- **What to work on**
All the data below goes into the copy word for word, but the pictures don't.

** Begin **

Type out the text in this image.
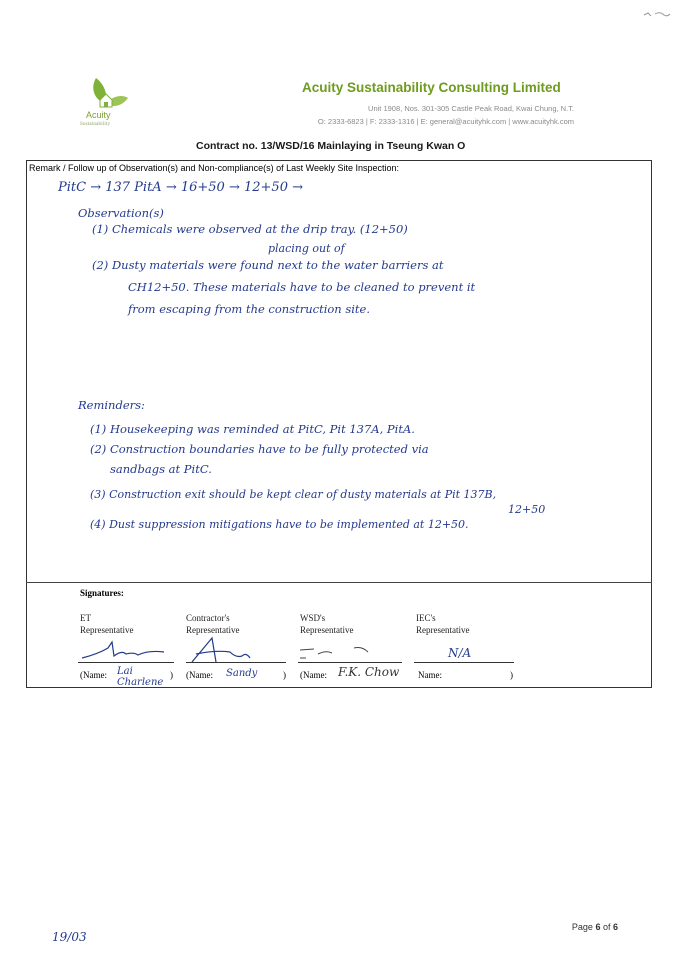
Acuity
Sustainability
Acuity Sustainability Consulting Limited
Unit 1908, Nos. 301-305 Castle Peak Road, Kwai Chung, N.T.
O: 2333-6823 | F: 2333-1316 | E: general@acuityhk.com | www.acuityhk.com
Contract no. 13/WSD/16 Mainlaying in Tseung Kwan O
Remark / Follow up of Observation(s) and Non-compliance(s) of Last Weekly Site Inspection:
PitC → 137 PitA → 16+50 → 12+50 →
Observation(s)
(1) Chemicals were observed at the drip tray. (12+50)
placing out of
(2) Dusty materials were found next to the water barriers at
CH12+50. These materials have to be cleaned to prevent it
from escaping from the construction site.
Reminders:
(1) Housekeeping was reminded at PitC, Pit 137A, PitA.
(2) Construction boundaries have to be fully protected via
sandbags at PitC.
(3) Construction exit should be kept clear of dusty materials at Pit 137B,
12+50
(4) Dust suppression mitigations have to be implemented at 12+50.
Signatures:
ET
Representative
(Name: Lai Charlene
)
Contractor's
Representative
(Name: Sandy	)
WSD's
Representative
(Name: F.K. Chow
IEC's
Representative
N/A
Name:	)
19/03
Page 6 of 6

** End **

- **Reply to the exercise**
Type out the text in this image.
Acuity
Sustainability
Acuity Sustainability Consulting Limited
Unit 1908, Nos. 301-305 Castle Peak Road, Kwai Chung, N.T.
O: 2333-6823 | F: 2333-1316 | E: general@acuityhk.com | www.acuityhk.com
Contract no. 13/WSD/16 Mainlaying in Tseung Kwan O
Remark / Follow up of Observation(s) and Non-compliance(s) of Last Weekly Site Inspection:
PitC → 137 PitA → 16+50 → 12+50 →
Observation(s)
(1) Chemicals were observed at the drip tray. (12+50)
placing out of
(2) Dusty materials were found next to the water barriers at
CH12+50. These materials have to be cleaned to prevent it
from escaping from the construction site.
Reminders:
(1) Housekeeping was reminded at PitC, Pit 137A, PitA.
(2) Construction boundaries have to be fully protected via
sandbags at PitC.
(3) Construction exit should be kept clear of dusty materials at Pit 137B,
12+50
(4) Dust suppression mitigations have to be implemented at 12+50.
Signatures:
ET
Representative
(Name: Lai Charlene
)
Contractor's
Representative
(Name: Sandy	)
WSD's
Representative
(Name: F.K. Chow
IEC's
Representative
N/A
Name:	)
19/03
Page 6 of 6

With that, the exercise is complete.